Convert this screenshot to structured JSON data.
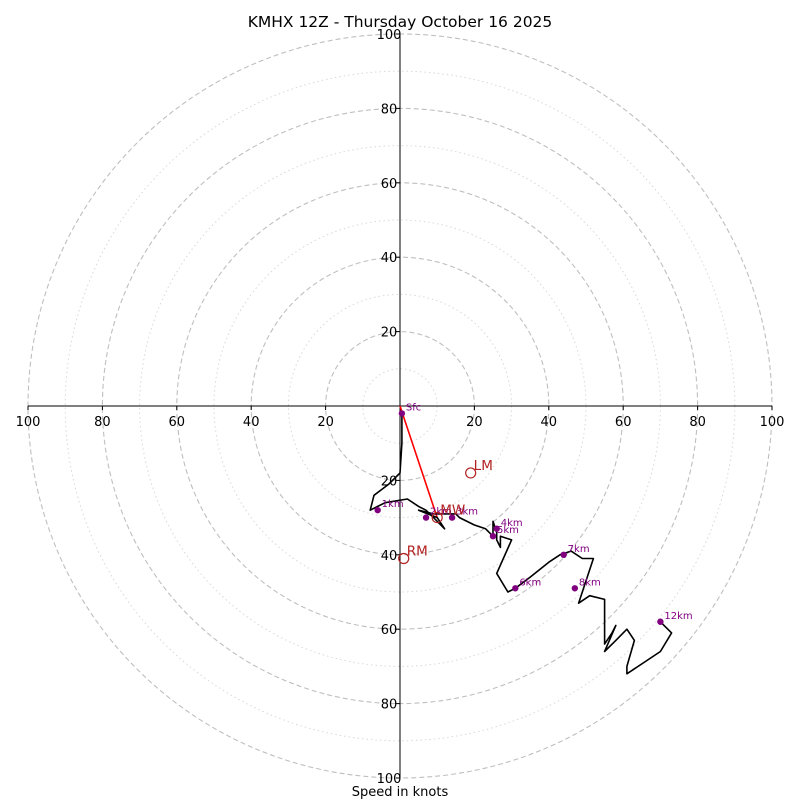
{
  "chart_data": {
    "type": "hodograph",
    "title": "KMHX 12Z - Thursday October 16 2025",
    "xlabel": "Speed in knots",
    "xlim": [
      -100,
      100
    ],
    "ylim": [
      -100,
      100
    ],
    "ring_major": [
      20,
      40,
      60,
      80,
      100
    ],
    "ring_minor": [
      10,
      30,
      50,
      70,
      90
    ],
    "x_ticks": [
      {
        "value": -100,
        "label": "100"
      },
      {
        "value": -80,
        "label": "80"
      },
      {
        "value": -60,
        "label": "60"
      },
      {
        "value": -40,
        "label": "40"
      },
      {
        "value": -20,
        "label": "20"
      },
      {
        "value": 20,
        "label": "20"
      },
      {
        "value": 40,
        "label": "40"
      },
      {
        "value": 60,
        "label": "60"
      },
      {
        "value": 80,
        "label": "80"
      },
      {
        "value": 100,
        "label": "100"
      }
    ],
    "y_ticks": [
      {
        "value": 100,
        "label": "100"
      },
      {
        "value": 80,
        "label": "80"
      },
      {
        "value": 60,
        "label": "60"
      },
      {
        "value": 40,
        "label": "40"
      },
      {
        "value": 20,
        "label": "20"
      },
      {
        "value": -20,
        "label": "20"
      },
      {
        "value": -40,
        "label": "40"
      },
      {
        "value": -60,
        "label": "60"
      },
      {
        "value": -80,
        "label": "80"
      },
      {
        "value": -100,
        "label": "100"
      }
    ],
    "trace": {
      "color": "#000000",
      "points": [
        [
          0.5,
          -2
        ],
        [
          0.5,
          -10
        ],
        [
          0,
          -18
        ],
        [
          -3,
          -21
        ],
        [
          -7,
          -24
        ],
        [
          -8,
          -28
        ],
        [
          -6,
          -27
        ],
        [
          -4,
          -26
        ],
        [
          2,
          -25
        ],
        [
          5,
          -27
        ],
        [
          7,
          -28
        ],
        [
          9,
          -30
        ],
        [
          12,
          -33
        ],
        [
          10,
          -30
        ],
        [
          5,
          -28
        ],
        [
          9,
          -29
        ],
        [
          15,
          -29
        ],
        [
          16,
          -30
        ],
        [
          20,
          -32
        ],
        [
          23,
          -33
        ],
        [
          25,
          -35
        ],
        [
          25,
          -31
        ],
        [
          26,
          -34
        ],
        [
          26,
          -36
        ],
        [
          27,
          -38
        ],
        [
          27,
          -35
        ],
        [
          30,
          -36
        ],
        [
          26,
          -45
        ],
        [
          29,
          -50
        ],
        [
          31,
          -49
        ],
        [
          35,
          -46
        ],
        [
          40,
          -42
        ],
        [
          43,
          -40
        ],
        [
          46,
          -39
        ],
        [
          49,
          -41
        ],
        [
          52,
          -41
        ],
        [
          48,
          -53
        ],
        [
          51,
          -51
        ],
        [
          55,
          -52
        ],
        [
          55,
          -58
        ],
        [
          55,
          -64
        ],
        [
          57,
          -61
        ],
        [
          58,
          -59
        ],
        [
          55,
          -66
        ],
        [
          58,
          -63
        ],
        [
          61,
          -60
        ],
        [
          63,
          -63
        ],
        [
          61,
          -70
        ],
        [
          61,
          -72
        ],
        [
          70,
          -66
        ],
        [
          73,
          -61
        ],
        [
          70,
          -58
        ]
      ]
    },
    "height_markers": [
      {
        "label": "Sfc",
        "u": 0.5,
        "v": -2
      },
      {
        "label": "1km",
        "u": -6,
        "v": -28
      },
      {
        "label": "2km",
        "u": 7,
        "v": -30
      },
      {
        "label": "3km",
        "u": 14,
        "v": -30
      },
      {
        "label": "4km",
        "u": 26,
        "v": -33
      },
      {
        "label": "5km",
        "u": 25,
        "v": -35
      },
      {
        "label": "6km",
        "u": 31,
        "v": -49
      },
      {
        "label": "7km",
        "u": 44,
        "v": -40
      },
      {
        "label": "8km",
        "u": 47,
        "v": -49
      },
      {
        "label": "12km",
        "u": 70,
        "v": -58
      }
    ],
    "storm_motions": [
      {
        "label": "LM",
        "u": 19,
        "v": -18
      },
      {
        "label": "MW",
        "u": 10,
        "v": -30
      },
      {
        "label": "RM",
        "u": 1,
        "v": -41
      }
    ],
    "shear_vector": {
      "from": [
        0,
        0
      ],
      "to": [
        10,
        -30
      ],
      "color": "#ff0000"
    },
    "colors": {
      "trace": "#000000",
      "marker": "#800080",
      "motion": "#b22222",
      "shear": "#ff0000",
      "ring_major": "#bfbfbf",
      "ring_minor": "#d8d8d8",
      "axis": "#000000"
    }
  }
}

(Work to complete) Reproduce the entries exactly. Do not carry over any picture.

(Written reply)
Convert this screenshot to structured JSON data.
{
  "chart_data": {
    "type": "hodograph",
    "title": "KMHX 12Z - Thursday October 16 2025",
    "xlabel": "Speed in knots",
    "xlim": [
      -100,
      100
    ],
    "ylim": [
      -100,
      100
    ],
    "ring_major": [
      20,
      40,
      60,
      80,
      100
    ],
    "ring_minor": [
      10,
      30,
      50,
      70,
      90
    ],
    "x_ticks": [
      {
        "value": -100,
        "label": "100"
      },
      {
        "value": -80,
        "label": "80"
      },
      {
        "value": -60,
        "label": "60"
      },
      {
        "value": -40,
        "label": "40"
      },
      {
        "value": -20,
        "label": "20"
      },
      {
        "value": 20,
        "label": "20"
      },
      {
        "value": 40,
        "label": "40"
      },
      {
        "value": 60,
        "label": "60"
      },
      {
        "value": 80,
        "label": "80"
      },
      {
        "value": 100,
        "label": "100"
      }
    ],
    "y_ticks": [
      {
        "value": 100,
        "label": "100"
      },
      {
        "value": 80,
        "label": "80"
      },
      {
        "value": 60,
        "label": "60"
      },
      {
        "value": 40,
        "label": "40"
      },
      {
        "value": 20,
        "label": "20"
      },
      {
        "value": -20,
        "label": "20"
      },
      {
        "value": -40,
        "label": "40"
      },
      {
        "value": -60,
        "label": "60"
      },
      {
        "value": -80,
        "label": "80"
      },
      {
        "value": -100,
        "label": "100"
      }
    ],
    "trace": {
      "color": "#000000",
      "points": [
        [
          0.5,
          -2
        ],
        [
          0.5,
          -10
        ],
        [
          0,
          -18
        ],
        [
          -3,
          -21
        ],
        [
          -7,
          -24
        ],
        [
          -8,
          -28
        ],
        [
          -6,
          -27
        ],
        [
          -4,
          -26
        ],
        [
          2,
          -25
        ],
        [
          5,
          -27
        ],
        [
          7,
          -28
        ],
        [
          9,
          -30
        ],
        [
          12,
          -33
        ],
        [
          10,
          -30
        ],
        [
          5,
          -28
        ],
        [
          9,
          -29
        ],
        [
          15,
          -29
        ],
        [
          16,
          -30
        ],
        [
          20,
          -32
        ],
        [
          23,
          -33
        ],
        [
          25,
          -35
        ],
        [
          25,
          -31
        ],
        [
          26,
          -34
        ],
        [
          26,
          -36
        ],
        [
          27,
          -38
        ],
        [
          27,
          -35
        ],
        [
          30,
          -36
        ],
        [
          26,
          -45
        ],
        [
          29,
          -50
        ],
        [
          31,
          -49
        ],
        [
          35,
          -46
        ],
        [
          40,
          -42
        ],
        [
          43,
          -40
        ],
        [
          46,
          -39
        ],
        [
          49,
          -41
        ],
        [
          52,
          -41
        ],
        [
          48,
          -53
        ],
        [
          51,
          -51
        ],
        [
          55,
          -52
        ],
        [
          55,
          -58
        ],
        [
          55,
          -64
        ],
        [
          57,
          -61
        ],
        [
          58,
          -59
        ],
        [
          55,
          -66
        ],
        [
          58,
          -63
        ],
        [
          61,
          -60
        ],
        [
          63,
          -63
        ],
        [
          61,
          -70
        ],
        [
          61,
          -72
        ],
        [
          70,
          -66
        ],
        [
          73,
          -61
        ],
        [
          70,
          -58
        ]
      ]
    },
    "height_markers": [
      {
        "label": "Sfc",
        "u": 0.5,
        "v": -2
      },
      {
        "label": "1km",
        "u": -6,
        "v": -28
      },
      {
        "label": "2km",
        "u": 7,
        "v": -30
      },
      {
        "label": "3km",
        "u": 14,
        "v": -30
      },
      {
        "label": "4km",
        "u": 26,
        "v": -33
      },
      {
        "label": "5km",
        "u": 25,
        "v": -35
      },
      {
        "label": "6km",
        "u": 31,
        "v": -49
      },
      {
        "label": "7km",
        "u": 44,
        "v": -40
      },
      {
        "label": "8km",
        "u": 47,
        "v": -49
      },
      {
        "label": "12km",
        "u": 70,
        "v": -58
      }
    ],
    "storm_motions": [
      {
        "label": "LM",
        "u": 19,
        "v": -18
      },
      {
        "label": "MW",
        "u": 10,
        "v": -30
      },
      {
        "label": "RM",
        "u": 1,
        "v": -41
      }
    ],
    "shear_vector": {
      "from": [
        0,
        0
      ],
      "to": [
        10,
        -30
      ],
      "color": "#ff0000"
    },
    "colors": {
      "trace": "#000000",
      "marker": "#800080",
      "motion": "#b22222",
      "shear": "#ff0000",
      "ring_major": "#bfbfbf",
      "ring_minor": "#d8d8d8",
      "axis": "#000000"
    }
  }
}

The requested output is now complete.